— Begin —

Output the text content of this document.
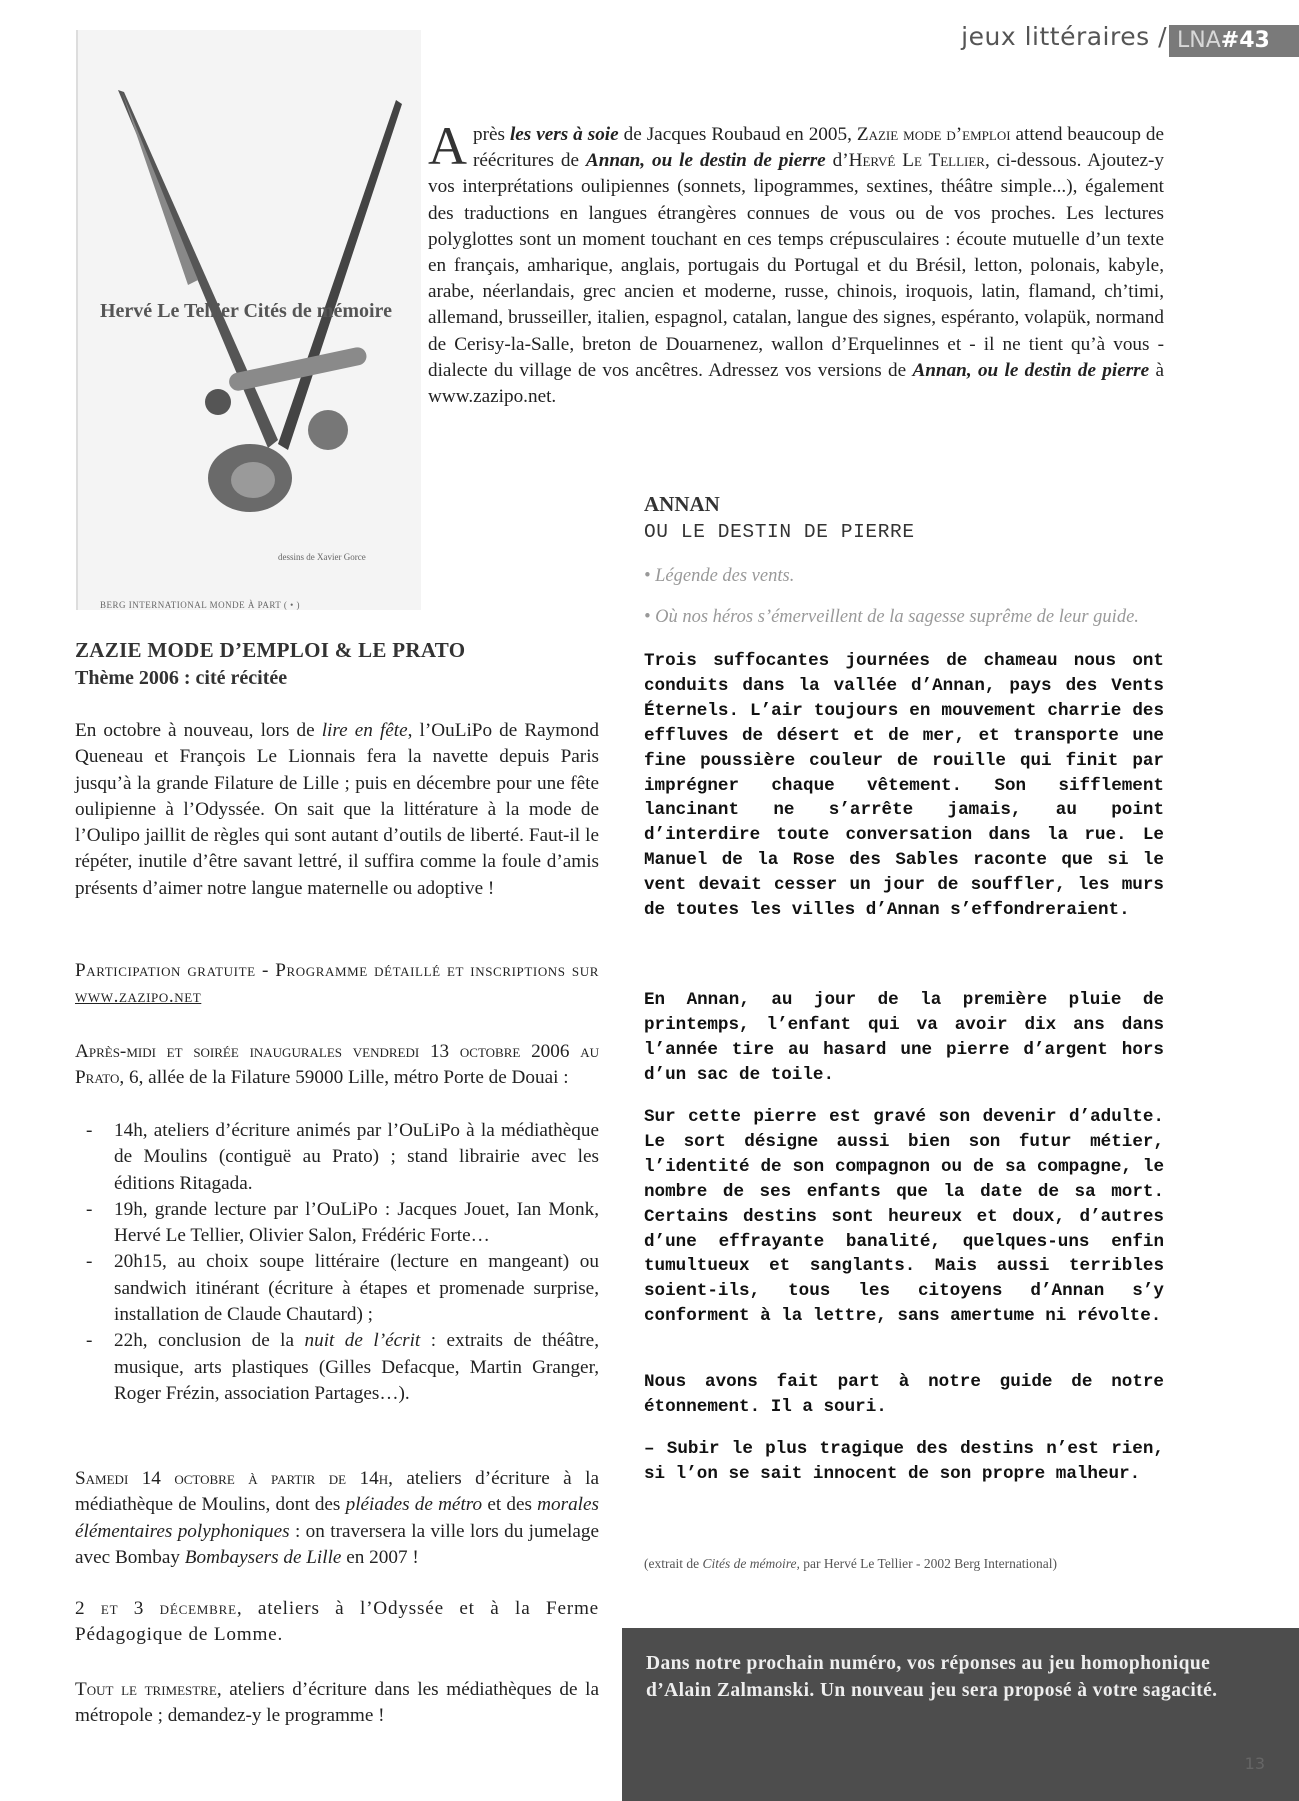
jeux littéraires / LNA#43
Hervé Le Tellier Cités de mémoire
dessins de Xavier Gorce
BERG INTERNATIONAL MONDE À PART ( • )
Après les vers à soie de Jacques Roubaud en 2005, Zazie mode d’emploi attend beaucoup de réécritures de Annan, ou le destin de pierre d’Hervé Le Tellier, ci-dessous. Ajoutez-y vos interprétations oulipiennes (sonnets, lipogrammes, sextines, théâtre simple...), également des traductions en langues étrangères connues de vous ou de vos proches. Les lectures polyglottes sont un moment touchant en ces temps crépusculaires : écoute mutuelle d’un texte en français, amharique, anglais, portugais du Portugal et du Brésil, letton, polonais, kabyle, arabe, néerlandais, grec ancien et moderne, russe, chinois, iroquois, latin, flamand, ch’timi, allemand, brusseiller, italien, espagnol, catalan, langue des signes, espéranto, volapük, normand de Cerisy-la-Salle, breton de Douarnenez, wallon d’Erquelinnes et - il ne tient qu’à vous - dialecte du village de vos ancêtres. Adressez vos versions de Annan, ou le destin de pierre à www.zazipo.net.
ZAZIE MODE D’EMPLOI & LE PRATO
Thème 2006 : cité récitée
En octobre à nouveau, lors de lire en fête, l’OuLiPo de Raymond Queneau et François Le Lionnais fera la navette depuis Paris jusqu’à la grande Filature de Lille ; puis en décembre pour une fête oulipienne à l’Odyssée. On sait que la littérature à la mode de l’Oulipo jaillit de règles qui sont autant d’outils de liberté. Faut-il le répéter, inutile d’être savant lettré, il suffira comme la foule d’amis présents d’aimer notre langue maternelle ou adoptive !
Participation gratuite - Programme détaillé et inscriptions sur www.zazipo.net
Après-midi et soirée inaugurales vendredi 13 octobre 2006 au Prato, 6, allée de la Filature 59000 Lille, métro Porte de Douai :
- 14h, ateliers d’écriture animés par l’OuLiPo à la médiathèque de Moulins (contiguë au Prato) ; stand librairie avec les éditions Ritagada.
- 19h, grande lecture par l’OuLiPo : Jacques Jouet, Ian Monk, Hervé Le Tellier, Olivier Salon, Frédéric Forte…
- 20h15, au choix soupe littéraire (lecture en mangeant) ou sandwich itinérant (écriture à étapes et promenade surprise, installation de Claude Chautard) ;
- 22h, conclusion de la nuit de l’écrit : extraits de théâtre, musique, arts plastiques (Gilles Defacque, Martin Granger, Roger Frézin, association Partages…).
Samedi 14 octobre à partir de 14h, ateliers d’écriture à la médiathèque de Moulins, dont des pléiades de métro et des morales élémentaires polyphoniques : on traversera la ville lors du jumelage avec Bombay Bombaysers de Lille en 2007 !
2 et 3 décembre, ateliers à l’Odyssée et à la Ferme Pédagogique de Lomme.
Tout le trimestre, ateliers d’écriture dans les médiathèques de la métropole ; demandez-y le programme !
ANNAN
OU LE DESTIN DE PIERRE
• Légende des vents.
• Où nos héros s’émerveillent de la sagesse suprême de leur guide.
Trois suffocantes journées de chameau nous ont conduits dans la vallée d’Annan, pays des Vents Éternels. L’air toujours en mouvement charrie des effluves de désert et de mer, et transporte une fine poussière couleur de rouille qui finit par imprégner chaque vêtement. Son sifflement lancinant ne s’arrête jamais, au point d’interdire toute conversation dans la rue. Le Manuel de la Rose des Sables raconte que si le vent devait cesser un jour de souffler, les murs de toutes les villes d’Annan s’effondreraient.
En Annan, au jour de la première pluie de printemps, l’enfant qui va avoir dix ans dans l’année tire au hasard une pierre d’argent hors d’un sac de toile.
Sur cette pierre est gravé son devenir d’adulte. Le sort désigne aussi bien son futur métier, l’identité de son compagnon ou de sa compagne, le nombre de ses enfants que la date de sa mort. Certains destins sont heureux et doux, d’autres d’une effrayante banalité, quelques-uns enfin tumultueux et sanglants. Mais aussi terribles soient-ils, tous les citoyens d’Annan s’y conforment à la lettre, sans amertume ni révolte.
Nous avons fait part à notre guide de notre étonnement. Il a souri.
– Subir le plus tragique des destins n’est rien, si l’on se sait innocent de son propre malheur.
(extrait de Cités de mémoire, par Hervé Le Tellier - 2002 Berg International)
Dans notre prochain numéro, vos réponses au jeu homophonique d’Alain Zalmanski. Un nouveau jeu sera proposé à votre sagacité.
13
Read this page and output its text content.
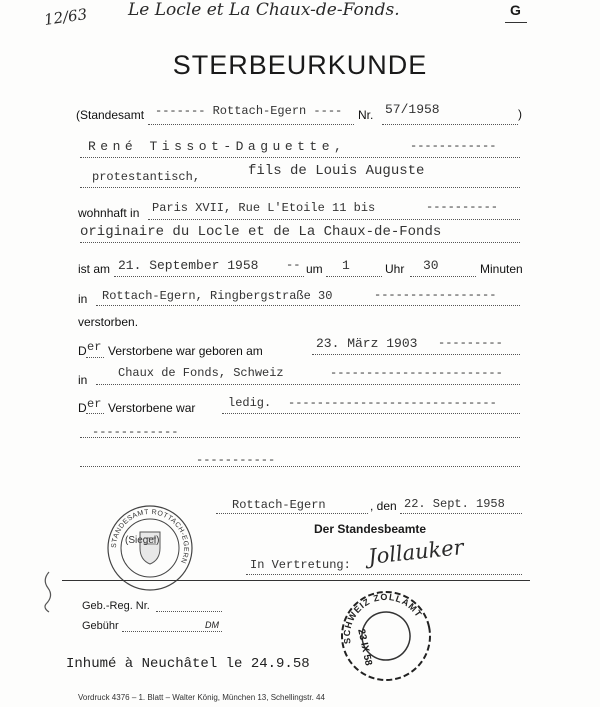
12/63 Le Locle et La Chaux-de-Fonds.	G
STERBEURKUNDE
(Standesamt ------- Rottach-Egern ---- Nr. 57/1958	)
René Tissot-Daguette,	------------
protestantisch,	fils de Louis Auguste
wohnhaft in Paris XVII, Rue L'Etoile 11 bis	----------
originaire du Locle et de La Chaux-de-Fonds
ist am 21. September 1958 -- um 1	Uhr 30	Minuten
in Rottach-Egern, Ringbergstraße 30	-----------------
verstorben.
D er Verstorbene war geboren am	23. März 1903 ---------
in	Chaux de Fonds, Schweiz	------------------------
D er Verstorbene war	ledig. -----------------------------
------------
-----------
Rottach-Egern	, den 22. Sept. 1958
Der Standesbeamte
STANDESAMT ROTTACH-EGERN
(Siegel)
In Vertretung: Jollauker
Geb.-Reg. Nr.
Gebühr	DM
SCHWEIZ ZOLLAMT
23 IX 58
Inhumé à Neuchâtel le 24.9.58
Vordruck 4376 – 1. Blatt – Walter König, München 13, Schellingstr. 44
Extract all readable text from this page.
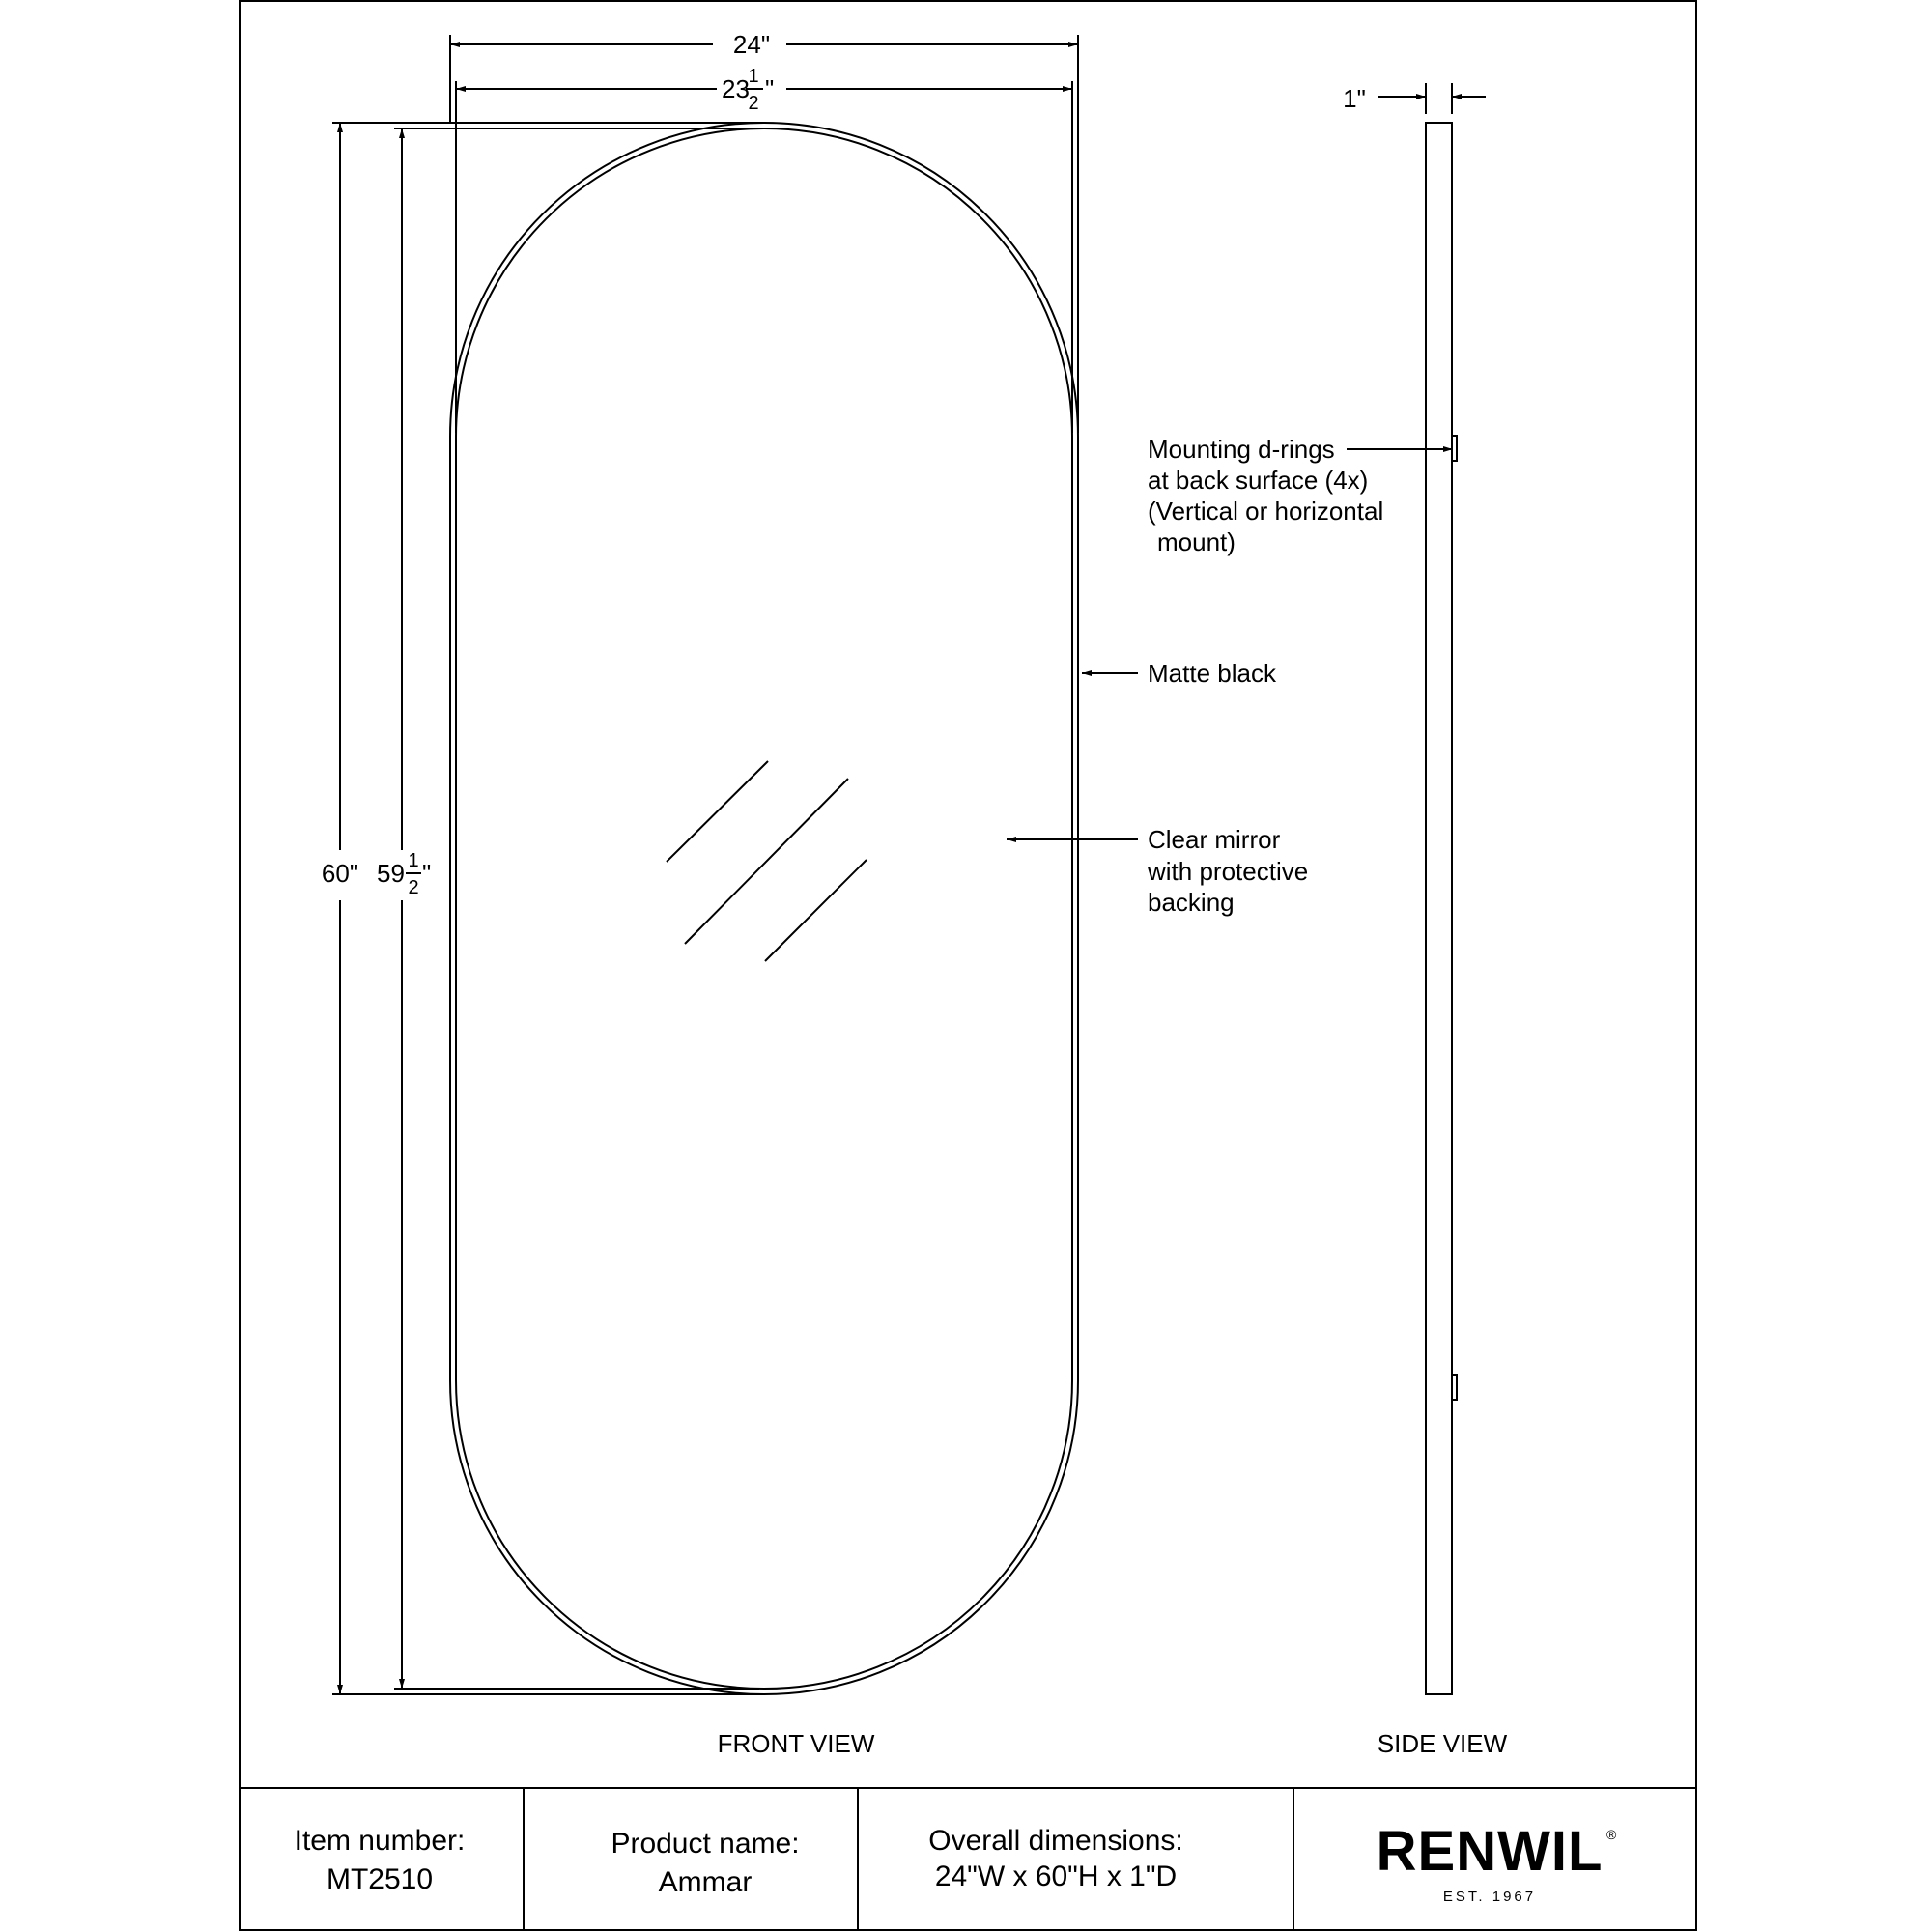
24"
23
1
2 "
60" 59 1
2 "
Matte black
Clear mirror
with protective
backing
Mounting d-rings
at back surface (4x)
(Vertical or horizontal
mount)
1"
FRONT VIEW	SIDE VIEW
Item number:
MT2510
Product name:
Ammar
Overall dimensions:
24"W x 60"H x 1"D	RENWIL ®
EST. 1967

— End —

__Short exercise__:
Each record should be quoted exactly, with the images omitted.

__Answer below__:
Output the text content of this document.
jeux littéraires / LNA#43
Hervé Le Tellier Cités de mémoire
dessins de Xavier Gorce
BERG INTERNATIONAL MONDE À PART ( • )
Après les vers à soie de Jacques Roubaud en 2005, Zazie mode d’emploi attend beaucoup de réécritures de Annan, ou le destin de pierre d’Hervé Le Tellier, ci-dessous. Ajoutez-y vos interprétations oulipiennes (sonnets, lipogrammes, sextines, théâtre simple...), également des traductions en langues étrangères connues de vous ou de vos proches. Les lectures polyglottes sont un moment touchant en ces temps crépusculaires : écoute mutuelle d’un texte en français, amharique, anglais, portugais du Portugal et du Brésil, letton, polonais, kabyle, arabe, néerlandais, grec ancien et moderne, russe, chinois, iroquois, latin, flamand, ch’timi, allemand, brusseiller, italien, espagnol, catalan, langue des signes, espéranto, volapük, normand de Cerisy-la-Salle, breton de Douarnenez, wallon d’Erquelinnes et - il ne tient qu’à vous - dialecte du village de vos ancêtres. Adressez vos versions de Annan, ou le destin de pierre à www.zazipo.net.
ZAZIE MODE D’EMPLOI & LE PRATO
Thème 2006 : cité récitée
En octobre à nouveau, lors de lire en fête, l’OuLiPo de Raymond Queneau et François Le Lionnais fera la navette depuis Paris jusqu’à la grande Filature de Lille ; puis en décembre pour une fête oulipienne à l’Odyssée. On sait que la littérature à la mode de l’Oulipo jaillit de règles qui sont autant d’outils de liberté. Faut-il le répéter, inutile d’être savant lettré, il suffira comme la foule d’amis présents d’aimer notre langue maternelle ou adoptive !
Participation gratuite - Programme détaillé et inscriptions sur www.zazipo.net
Après-midi et soirée inaugurales vendredi 13 octobre 2006 au Prato, 6, allée de la Filature 59000 Lille, métro Porte de Douai :
- 14h, ateliers d’écriture animés par l’OuLiPo à la médiathèque de Moulins (contiguë au Prato) ; stand librairie avec les éditions Ritagada.
- 19h, grande lecture par l’OuLiPo : Jacques Jouet, Ian Monk, Hervé Le Tellier, Olivier Salon, Frédéric Forte…
- 20h15, au choix soupe littéraire (lecture en mangeant) ou sandwich itinérant (écriture à étapes et promenade surprise, installation de Claude Chautard) ;
- 22h, conclusion de la nuit de l’écrit : extraits de théâtre, musique, arts plastiques (Gilles Defacque, Martin Granger, Roger Frézin, association Partages…).
Samedi 14 octobre à partir de 14h, ateliers d’écriture à la médiathèque de Moulins, dont des pléiades de métro et des morales élémentaires polyphoniques : on traversera la ville lors du jumelage avec Bombay Bombaysers de Lille en 2007 !
2 et 3 décembre, ateliers à l’Odyssée et à la Ferme Pédagogique de Lomme.
Tout le trimestre, ateliers d’écriture dans les médiathèques de la métropole ; demandez-y le programme !
ANNAN
OU LE DESTIN DE PIERRE
• Légende des vents.
• Où nos héros s’émerveillent de la sagesse suprême de leur guide.
Trois suffocantes journées de chameau nous ont conduits dans la vallée d’Annan, pays des Vents Éternels. L’air toujours en mouvement charrie des effluves de désert et de mer, et transporte une fine poussière couleur de rouille qui finit par imprégner chaque vêtement. Son sifflement lancinant ne s’arrête jamais, au point d’interdire toute conversation dans la rue. Le Manuel de la Rose des Sables raconte que si le vent devait cesser un jour de souffler, les murs de toutes les villes d’Annan s’effondreraient.
En Annan, au jour de la première pluie de printemps, l’enfant qui va avoir dix ans dans l’année tire au hasard une pierre d’argent hors d’un sac de toile.
Sur cette pierre est gravé son devenir d’adulte. Le sort désigne aussi bien son futur métier, l’identité de son compagnon ou de sa compagne, le nombre de ses enfants que la date de sa mort. Certains destins sont heureux et doux, d’autres d’une effrayante banalité, quelques-uns enfin tumultueux et sanglants. Mais aussi terribles soient-ils, tous les citoyens d’Annan s’y conforment à la lettre, sans amertume ni révolte.
Nous avons fait part à notre guide de notre étonnement. Il a souri.
– Subir le plus tragique des destins n’est rien, si l’on se sait innocent de son propre malheur.
(extrait de Cités de mémoire, par Hervé Le Tellier - 2002 Berg International)
Dans notre prochain numéro, vos réponses au jeu homophonique d’Alain Zalmanski. Un nouveau jeu sera proposé à votre sagacité.
13
Read this page and output its text content.
12/63 Le Locle et La Chaux-de-Fonds.	G
STERBEURKUNDE
(Standesamt ------- Rottach-Egern ---- Nr. 57/1958	)
René Tissot-Daguette,	------------
protestantisch,	fils de Louis Auguste
wohnhaft in Paris XVII, Rue L'Etoile 11 bis	----------
originaire du Locle et de La Chaux-de-Fonds
ist am 21. September 1958 -- um 1	Uhr 30	Minuten
in Rottach-Egern, Ringbergstraße 30	-----------------
verstorben.
D er Verstorbene war geboren am	23. März 1903 ---------
in	Chaux de Fonds, Schweiz	------------------------
D er Verstorbene war	ledig. -----------------------------
------------
-----------
Rottach-Egern	, den 22. Sept. 1958
Der Standesbeamte
STANDESAMT ROTTACH-EGERN
(Siegel)
In Vertretung: Jollauker
Geb.-Reg. Nr.
Gebühr	DM
SCHWEIZ ZOLLAMT
23 IX 58
Inhumé à Neuchâtel le 24.9.58
Vordruck 4376 – 1. Blatt – Walter König, München 13, Schellingstr. 44
Extract all readable text from this page.
24"
23
1
2 "
60" 59 1
2 "
Matte black
Clear mirror
with protective
backing
Mounting d-rings
at back surface (4x)
(Vertical or horizontal
mount)
1"
FRONT VIEW	SIDE VIEW
Item number:
MT2510
Product name:
Ammar
Overall dimensions:
24"W x 60"H x 1"D	RENWIL ®
EST. 1967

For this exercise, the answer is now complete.